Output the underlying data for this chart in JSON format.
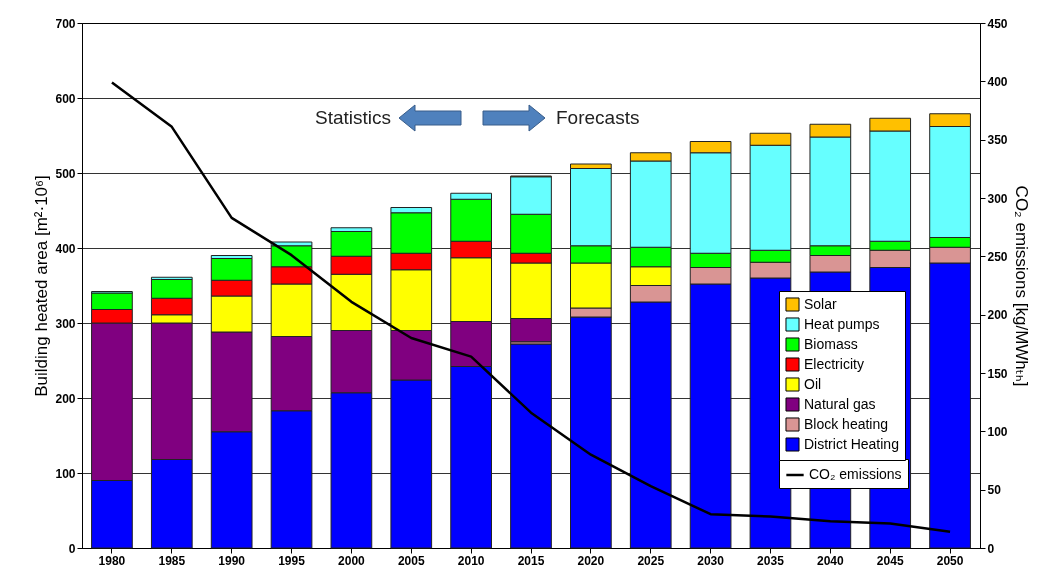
{
  "chart_data": {
    "type": "bar",
    "stacked": true,
    "categories": [
      "1980",
      "1985",
      "1990",
      "1995",
      "2000",
      "2005",
      "2010",
      "2015",
      "2020",
      "2025",
      "2030",
      "2035",
      "2040",
      "2045",
      "2050"
    ],
    "ylabel": "Building heated area [m²·10⁶]",
    "y2label": "CO₂ emissions [kg/MWhₜₕ]",
    "ylim": [
      0,
      700
    ],
    "yticks": [
      0,
      100,
      200,
      300,
      400,
      500,
      600,
      700
    ],
    "y2lim": [
      0,
      450
    ],
    "y2ticks": [
      0,
      50,
      100,
      150,
      200,
      250,
      300,
      350,
      400,
      450
    ],
    "grid": "y",
    "legend": "bottom right",
    "annotations": [
      "Statistics",
      "Forecasts"
    ],
    "series": [
      {
        "name": "District Heating",
        "color": "#0000ff",
        "values": [
          90,
          118,
          155,
          183,
          207,
          224,
          242,
          272,
          308,
          328,
          352,
          360,
          368,
          374,
          380
        ]
      },
      {
        "name": "Block heating",
        "color": "#d99594",
        "values": [
          0,
          0,
          0,
          0,
          0,
          0,
          0,
          3,
          12,
          22,
          22,
          21,
          22,
          23,
          21
        ]
      },
      {
        "name": "Natural gas",
        "color": "#800080",
        "values": [
          210,
          182,
          133,
          99,
          83,
          66,
          60,
          31,
          0,
          0,
          0,
          0,
          0,
          0,
          0
        ]
      },
      {
        "name": "Oil",
        "color": "#ffff00",
        "values": [
          0,
          11,
          48,
          70,
          75,
          81,
          85,
          74,
          60,
          25,
          0,
          0,
          0,
          0,
          0
        ]
      },
      {
        "name": "Electricity",
        "color": "#ff0000",
        "values": [
          18,
          22,
          21,
          23,
          24,
          22,
          22,
          13,
          0,
          0,
          0,
          0,
          0,
          0,
          0
        ]
      },
      {
        "name": "Biomass",
        "color": "#00ff00",
        "values": [
          22,
          25,
          29,
          28,
          33,
          54,
          56,
          52,
          23,
          26,
          19,
          16,
          13,
          12,
          13
        ]
      },
      {
        "name": "Heat pumps",
        "color": "#66ffff",
        "values": [
          2,
          3,
          4,
          5,
          5,
          7,
          8,
          50,
          103,
          115,
          134,
          140,
          145,
          147,
          148
        ]
      },
      {
        "name": "Solar",
        "color": "#ffc000",
        "values": [
          0,
          0,
          0,
          0,
          0,
          0,
          0,
          1,
          6,
          11,
          15,
          16,
          17,
          17,
          17
        ]
      },
      {
        "name": "CO₂ emissions",
        "color": "#000000",
        "type": "line",
        "axis": "y2",
        "values": [
          399,
          361,
          283,
          251,
          211,
          180,
          164,
          116,
          80,
          53,
          29,
          27,
          23,
          21,
          14
        ]
      }
    ]
  }
}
******
- _Stated task_
Exactly as written, return every line of the listing, but not the pictures.

- _Response to this task_
Output the underlying data for this chart in JSON format.
{
  "chart_data": {
    "type": "bar",
    "stacked": true,
    "categories": [
      "1980",
      "1985",
      "1990",
      "1995",
      "2000",
      "2005",
      "2010",
      "2015",
      "2020",
      "2025",
      "2030",
      "2035",
      "2040",
      "2045",
      "2050"
    ],
    "ylabel": "Building heated area [m²·10⁶]",
    "y2label": "CO₂ emissions [kg/MWhₜₕ]",
    "ylim": [
      0,
      700
    ],
    "yticks": [
      0,
      100,
      200,
      300,
      400,
      500,
      600,
      700
    ],
    "y2lim": [
      0,
      450
    ],
    "y2ticks": [
      0,
      50,
      100,
      150,
      200,
      250,
      300,
      350,
      400,
      450
    ],
    "grid": "y",
    "legend": "bottom right",
    "annotations": [
      "Statistics",
      "Forecasts"
    ],
    "series": [
      {
        "name": "District Heating",
        "color": "#0000ff",
        "values": [
          90,
          118,
          155,
          183,
          207,
          224,
          242,
          272,
          308,
          328,
          352,
          360,
          368,
          374,
          380
        ]
      },
      {
        "name": "Block heating",
        "color": "#d99594",
        "values": [
          0,
          0,
          0,
          0,
          0,
          0,
          0,
          3,
          12,
          22,
          22,
          21,
          22,
          23,
          21
        ]
      },
      {
        "name": "Natural gas",
        "color": "#800080",
        "values": [
          210,
          182,
          133,
          99,
          83,
          66,
          60,
          31,
          0,
          0,
          0,
          0,
          0,
          0,
          0
        ]
      },
      {
        "name": "Oil",
        "color": "#ffff00",
        "values": [
          0,
          11,
          48,
          70,
          75,
          81,
          85,
          74,
          60,
          25,
          0,
          0,
          0,
          0,
          0
        ]
      },
      {
        "name": "Electricity",
        "color": "#ff0000",
        "values": [
          18,
          22,
          21,
          23,
          24,
          22,
          22,
          13,
          0,
          0,
          0,
          0,
          0,
          0,
          0
        ]
      },
      {
        "name": "Biomass",
        "color": "#00ff00",
        "values": [
          22,
          25,
          29,
          28,
          33,
          54,
          56,
          52,
          23,
          26,
          19,
          16,
          13,
          12,
          13
        ]
      },
      {
        "name": "Heat pumps",
        "color": "#66ffff",
        "values": [
          2,
          3,
          4,
          5,
          5,
          7,
          8,
          50,
          103,
          115,
          134,
          140,
          145,
          147,
          148
        ]
      },
      {
        "name": "Solar",
        "color": "#ffc000",
        "values": [
          0,
          0,
          0,
          0,
          0,
          0,
          0,
          1,
          6,
          11,
          15,
          16,
          17,
          17,
          17
        ]
      },
      {
        "name": "CO₂ emissions",
        "color": "#000000",
        "type": "line",
        "axis": "y2",
        "values": [
          399,
          361,
          283,
          251,
          211,
          180,
          164,
          116,
          80,
          53,
          29,
          27,
          23,
          21,
          14
        ]
      }
    ]
  }
}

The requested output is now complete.